>> begin PROVIDED INFORMATION

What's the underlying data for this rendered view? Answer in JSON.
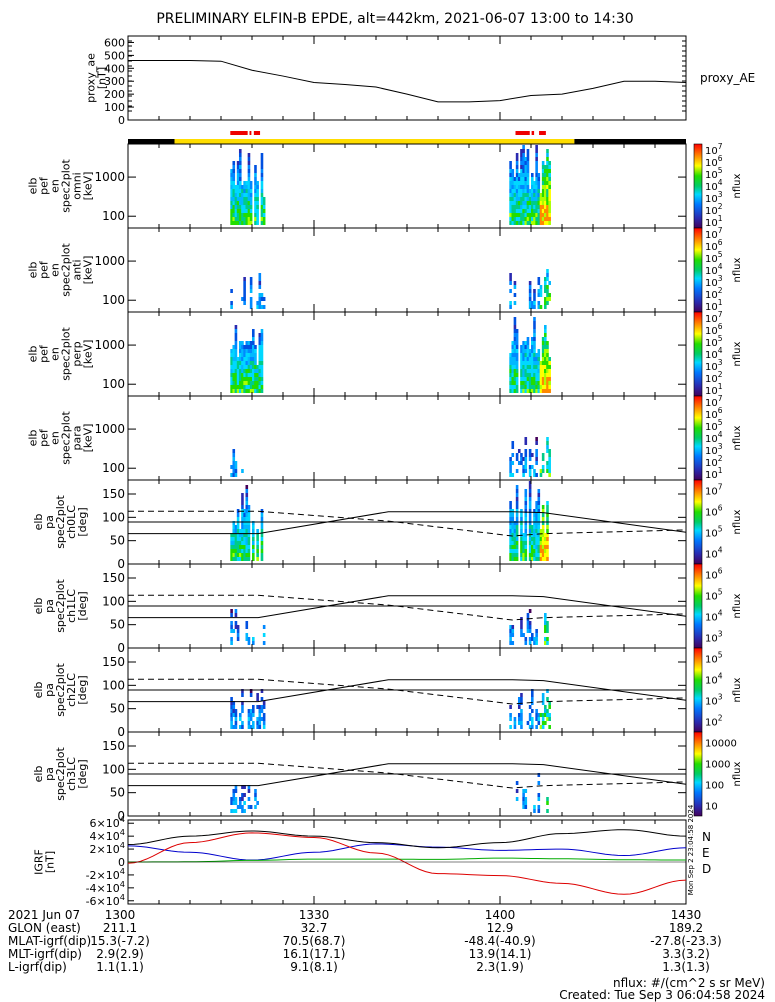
{
  "title": "PRELIMINARY ELFIN-B EPDE, alt=442km, 2021-06-07 13:00 to 14:30",
  "colors": {
    "night_bar": "#000000",
    "day_bar": "#ffdd00",
    "science_bar": "#ee0000",
    "grf_N": "#0000cc",
    "grf_E": "#00aa00",
    "grf_D": "#dd0000",
    "grf_total": "#000000"
  },
  "chart_data": [
    {
      "type": "line",
      "panel": "proxy_ae",
      "ylabel_lines": [
        "proxy_ae",
        "[nT]"
      ],
      "yticks": [
        "0",
        "100",
        "200",
        "300",
        "400",
        "500",
        "600"
      ],
      "ylim": [
        0,
        650
      ],
      "series": [
        {
          "name": "proxy_AE",
          "x": [
            0,
            10,
            15,
            20,
            25,
            30,
            35,
            40,
            45,
            50,
            55,
            60,
            65,
            70,
            75,
            80,
            85,
            90
          ],
          "y": [
            460,
            460,
            455,
            385,
            340,
            290,
            275,
            255,
            200,
            140,
            140,
            150,
            190,
            200,
            245,
            300,
            300,
            290
          ]
        }
      ]
    },
    {
      "type": "heatmap",
      "panel": "spec2plot_omni",
      "ylabel_lines": [
        "elb",
        "pef",
        "en",
        "spec2plot",
        "omni",
        "[keV]"
      ],
      "yticks": [
        "100",
        "1000"
      ],
      "ylim_log": [
        50,
        7000
      ],
      "zlabel": "nflux",
      "zticks": [
        "10^1",
        "10^2",
        "10^3",
        "10^4",
        "10^5",
        "10^6",
        "10^7"
      ]
    },
    {
      "type": "heatmap",
      "panel": "spec2plot_anti",
      "ylabel_lines": [
        "elb",
        "pef",
        "en",
        "spec2plot",
        "anti",
        "[keV]"
      ],
      "yticks": [
        "100",
        "1000"
      ],
      "ylim_log": [
        50,
        7000
      ],
      "zlabel": "nflux",
      "zticks": [
        "10^1",
        "10^2",
        "10^3",
        "10^4",
        "10^5",
        "10^6",
        "10^7"
      ]
    },
    {
      "type": "heatmap",
      "panel": "spec2plot_perp",
      "ylabel_lines": [
        "elb",
        "pef",
        "en",
        "spec2plot",
        "perp",
        "[keV]"
      ],
      "yticks": [
        "100",
        "1000"
      ],
      "ylim_log": [
        50,
        7000
      ],
      "zlabel": "nflux",
      "zticks": [
        "10^1",
        "10^2",
        "10^3",
        "10^4",
        "10^5",
        "10^6",
        "10^7"
      ]
    },
    {
      "type": "heatmap",
      "panel": "spec2plot_para",
      "ylabel_lines": [
        "elb",
        "pef",
        "en",
        "spec2plot",
        "para",
        "[keV]"
      ],
      "yticks": [
        "100",
        "1000"
      ],
      "ylim_log": [
        50,
        7000
      ],
      "zlabel": "nflux",
      "zticks": [
        "10^1",
        "10^2",
        "10^3",
        "10^4",
        "10^5",
        "10^6",
        "10^7"
      ]
    },
    {
      "type": "heatmap",
      "panel": "spec2plot_ch0LC",
      "ylabel_lines": [
        "elb",
        "pa",
        "spec2plot",
        "ch0LC",
        "[deg]"
      ],
      "yticks": [
        "0",
        "50",
        "100",
        "150"
      ],
      "ylim": [
        0,
        180
      ],
      "zlabel": "nflux",
      "zticks": [
        "10^4",
        "10^5",
        "10^6",
        "10^7"
      ]
    },
    {
      "type": "heatmap",
      "panel": "spec2plot_ch1LC",
      "ylabel_lines": [
        "elb",
        "pa",
        "spec2plot",
        "ch1LC",
        "[deg]"
      ],
      "yticks": [
        "0",
        "50",
        "100",
        "150"
      ],
      "ylim": [
        0,
        180
      ],
      "zlabel": "nflux",
      "zticks": [
        "10^3",
        "10^4",
        "10^5",
        "10^6"
      ]
    },
    {
      "type": "heatmap",
      "panel": "spec2plot_ch2LC",
      "ylabel_lines": [
        "elb",
        "pa",
        "spec2plot",
        "ch2LC",
        "[deg]"
      ],
      "yticks": [
        "0",
        "50",
        "100",
        "150"
      ],
      "ylim": [
        0,
        180
      ],
      "zlabel": "nflux",
      "zticks": [
        "10^2",
        "10^3",
        "10^4",
        "10^5"
      ]
    },
    {
      "type": "heatmap",
      "panel": "spec2plot_ch3LC",
      "ylabel_lines": [
        "elb",
        "pa",
        "spec2plot",
        "ch3LC",
        "[deg]"
      ],
      "yticks": [
        "0",
        "50",
        "100",
        "150"
      ],
      "ylim": [
        0,
        180
      ],
      "zlabel": "nflux",
      "zticks": [
        "10",
        "100",
        "1000",
        "10000"
      ]
    },
    {
      "type": "line",
      "panel": "IGRF",
      "ylabel_lines": [
        "IGRF",
        "[nT]"
      ],
      "yticks": [
        "-6x10^4",
        "-4x10^4",
        "-2x10^4",
        "0",
        "2x10^4",
        "4x10^4",
        "6x10^4"
      ],
      "ylim": [
        -65000,
        65000
      ],
      "legend": [
        "N",
        "E",
        "D"
      ],
      "series": [
        {
          "name": "N",
          "x": [
            0,
            10,
            20,
            30,
            40,
            50,
            60,
            70,
            80,
            90
          ],
          "y": [
            25000,
            15000,
            3000,
            15000,
            28000,
            23000,
            18000,
            20000,
            10000,
            22000
          ]
        },
        {
          "name": "E",
          "x": [
            0,
            10,
            20,
            30,
            40,
            50,
            60,
            70,
            80,
            90
          ],
          "y": [
            0,
            300,
            2500,
            4500,
            4500,
            4000,
            6000,
            5000,
            3500,
            3000
          ]
        },
        {
          "name": "D",
          "x": [
            0,
            10,
            20,
            30,
            40,
            50,
            60,
            70,
            80,
            90
          ],
          "y": [
            -2000,
            30000,
            45000,
            38000,
            14000,
            -18000,
            -21000,
            -33000,
            -50000,
            -28000
          ]
        },
        {
          "x": [
            0,
            10,
            20,
            30,
            40,
            50,
            60,
            70,
            80,
            90
          ],
          "y": [
            27000,
            40000,
            48000,
            40000,
            30000,
            22000,
            30000,
            44000,
            50000,
            40000
          ]
        }
      ]
    }
  ],
  "time_axis": {
    "label": "2021 Jun 07",
    "ticks": [
      "1300",
      "1330",
      "1400",
      "1430"
    ]
  },
  "orbit_table": {
    "rows": [
      {
        "label": "GLON (east)",
        "values": [
          "211.1",
          "32.7",
          "12.9",
          "189.2"
        ]
      },
      {
        "label": "MLAT-igrf(dip)",
        "values": [
          "15.3(-7.2)",
          "70.5(68.7)",
          "-48.4(-40.9)",
          "-27.8(-23.3)"
        ]
      },
      {
        "label": "MLT-igrf(dip)",
        "values": [
          "2.9(2.9)",
          "16.1(17.1)",
          "13.9(14.1)",
          "3.3(3.2)"
        ]
      },
      {
        "label": "L-igrf(dip)",
        "values": [
          "1.1(1.1)",
          "9.1(8.1)",
          "2.3(1.9)",
          "1.3(1.3)"
        ]
      }
    ]
  },
  "footer": {
    "units": "nflux: #/(cm^2 s sr MeV)",
    "created": "Created: Tue Sep  3 06:04:58 2024"
  },
  "side_stamp": "Mon Sep  2 23:04:58 2024"
}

>> end PROVIDED INFORMATION

WHAT TO PRODUCE: The data above needs to be retyped exactly, with the images left out.

CORRECT RESPONSE:
What's the underlying data for this rendered view? Answer in JSON.
{
  "title": "PRELIMINARY ELFIN-B EPDE, alt=442km, 2021-06-07 13:00 to 14:30",
  "colors": {
    "night_bar": "#000000",
    "day_bar": "#ffdd00",
    "science_bar": "#ee0000",
    "grf_N": "#0000cc",
    "grf_E": "#00aa00",
    "grf_D": "#dd0000",
    "grf_total": "#000000"
  },
  "chart_data": [
    {
      "type": "line",
      "panel": "proxy_ae",
      "ylabel_lines": [
        "proxy_ae",
        "[nT]"
      ],
      "yticks": [
        "0",
        "100",
        "200",
        "300",
        "400",
        "500",
        "600"
      ],
      "ylim": [
        0,
        650
      ],
      "series": [
        {
          "name": "proxy_AE",
          "x": [
            0,
            10,
            15,
            20,
            25,
            30,
            35,
            40,
            45,
            50,
            55,
            60,
            65,
            70,
            75,
            80,
            85,
            90
          ],
          "y": [
            460,
            460,
            455,
            385,
            340,
            290,
            275,
            255,
            200,
            140,
            140,
            150,
            190,
            200,
            245,
            300,
            300,
            290
          ]
        }
      ]
    },
    {
      "type": "heatmap",
      "panel": "spec2plot_omni",
      "ylabel_lines": [
        "elb",
        "pef",
        "en",
        "spec2plot",
        "omni",
        "[keV]"
      ],
      "yticks": [
        "100",
        "1000"
      ],
      "ylim_log": [
        50,
        7000
      ],
      "zlabel": "nflux",
      "zticks": [
        "10^1",
        "10^2",
        "10^3",
        "10^4",
        "10^5",
        "10^6",
        "10^7"
      ]
    },
    {
      "type": "heatmap",
      "panel": "spec2plot_anti",
      "ylabel_lines": [
        "elb",
        "pef",
        "en",
        "spec2plot",
        "anti",
        "[keV]"
      ],
      "yticks": [
        "100",
        "1000"
      ],
      "ylim_log": [
        50,
        7000
      ],
      "zlabel": "nflux",
      "zticks": [
        "10^1",
        "10^2",
        "10^3",
        "10^4",
        "10^5",
        "10^6",
        "10^7"
      ]
    },
    {
      "type": "heatmap",
      "panel": "spec2plot_perp",
      "ylabel_lines": [
        "elb",
        "pef",
        "en",
        "spec2plot",
        "perp",
        "[keV]"
      ],
      "yticks": [
        "100",
        "1000"
      ],
      "ylim_log": [
        50,
        7000
      ],
      "zlabel": "nflux",
      "zticks": [
        "10^1",
        "10^2",
        "10^3",
        "10^4",
        "10^5",
        "10^6",
        "10^7"
      ]
    },
    {
      "type": "heatmap",
      "panel": "spec2plot_para",
      "ylabel_lines": [
        "elb",
        "pef",
        "en",
        "spec2plot",
        "para",
        "[keV]"
      ],
      "yticks": [
        "100",
        "1000"
      ],
      "ylim_log": [
        50,
        7000
      ],
      "zlabel": "nflux",
      "zticks": [
        "10^1",
        "10^2",
        "10^3",
        "10^4",
        "10^5",
        "10^6",
        "10^7"
      ]
    },
    {
      "type": "heatmap",
      "panel": "spec2plot_ch0LC",
      "ylabel_lines": [
        "elb",
        "pa",
        "spec2plot",
        "ch0LC",
        "[deg]"
      ],
      "yticks": [
        "0",
        "50",
        "100",
        "150"
      ],
      "ylim": [
        0,
        180
      ],
      "zlabel": "nflux",
      "zticks": [
        "10^4",
        "10^5",
        "10^6",
        "10^7"
      ]
    },
    {
      "type": "heatmap",
      "panel": "spec2plot_ch1LC",
      "ylabel_lines": [
        "elb",
        "pa",
        "spec2plot",
        "ch1LC",
        "[deg]"
      ],
      "yticks": [
        "0",
        "50",
        "100",
        "150"
      ],
      "ylim": [
        0,
        180
      ],
      "zlabel": "nflux",
      "zticks": [
        "10^3",
        "10^4",
        "10^5",
        "10^6"
      ]
    },
    {
      "type": "heatmap",
      "panel": "spec2plot_ch2LC",
      "ylabel_lines": [
        "elb",
        "pa",
        "spec2plot",
        "ch2LC",
        "[deg]"
      ],
      "yticks": [
        "0",
        "50",
        "100",
        "150"
      ],
      "ylim": [
        0,
        180
      ],
      "zlabel": "nflux",
      "zticks": [
        "10^2",
        "10^3",
        "10^4",
        "10^5"
      ]
    },
    {
      "type": "heatmap",
      "panel": "spec2plot_ch3LC",
      "ylabel_lines": [
        "elb",
        "pa",
        "spec2plot",
        "ch3LC",
        "[deg]"
      ],
      "yticks": [
        "0",
        "50",
        "100",
        "150"
      ],
      "ylim": [
        0,
        180
      ],
      "zlabel": "nflux",
      "zticks": [
        "10",
        "100",
        "1000",
        "10000"
      ]
    },
    {
      "type": "line",
      "panel": "IGRF",
      "ylabel_lines": [
        "IGRF",
        "[nT]"
      ],
      "yticks": [
        "-6x10^4",
        "-4x10^4",
        "-2x10^4",
        "0",
        "2x10^4",
        "4x10^4",
        "6x10^4"
      ],
      "ylim": [
        -65000,
        65000
      ],
      "legend": [
        "N",
        "E",
        "D"
      ],
      "series": [
        {
          "name": "N",
          "x": [
            0,
            10,
            20,
            30,
            40,
            50,
            60,
            70,
            80,
            90
          ],
          "y": [
            25000,
            15000,
            3000,
            15000,
            28000,
            23000,
            18000,
            20000,
            10000,
            22000
          ]
        },
        {
          "name": "E",
          "x": [
            0,
            10,
            20,
            30,
            40,
            50,
            60,
            70,
            80,
            90
          ],
          "y": [
            0,
            300,
            2500,
            4500,
            4500,
            4000,
            6000,
            5000,
            3500,
            3000
          ]
        },
        {
          "name": "D",
          "x": [
            0,
            10,
            20,
            30,
            40,
            50,
            60,
            70,
            80,
            90
          ],
          "y": [
            -2000,
            30000,
            45000,
            38000,
            14000,
            -18000,
            -21000,
            -33000,
            -50000,
            -28000
          ]
        },
        {
          "x": [
            0,
            10,
            20,
            30,
            40,
            50,
            60,
            70,
            80,
            90
          ],
          "y": [
            27000,
            40000,
            48000,
            40000,
            30000,
            22000,
            30000,
            44000,
            50000,
            40000
          ]
        }
      ]
    }
  ],
  "time_axis": {
    "label": "2021 Jun 07",
    "ticks": [
      "1300",
      "1330",
      "1400",
      "1430"
    ]
  },
  "orbit_table": {
    "rows": [
      {
        "label": "GLON (east)",
        "values": [
          "211.1",
          "32.7",
          "12.9",
          "189.2"
        ]
      },
      {
        "label": "MLAT-igrf(dip)",
        "values": [
          "15.3(-7.2)",
          "70.5(68.7)",
          "-48.4(-40.9)",
          "-27.8(-23.3)"
        ]
      },
      {
        "label": "MLT-igrf(dip)",
        "values": [
          "2.9(2.9)",
          "16.1(17.1)",
          "13.9(14.1)",
          "3.3(3.2)"
        ]
      },
      {
        "label": "L-igrf(dip)",
        "values": [
          "1.1(1.1)",
          "9.1(8.1)",
          "2.3(1.9)",
          "1.3(1.3)"
        ]
      }
    ]
  },
  "footer": {
    "units": "nflux: #/(cm^2 s sr MeV)",
    "created": "Created: Tue Sep  3 06:04:58 2024"
  },
  "side_stamp": "Mon Sep  2 23:04:58 2024"
}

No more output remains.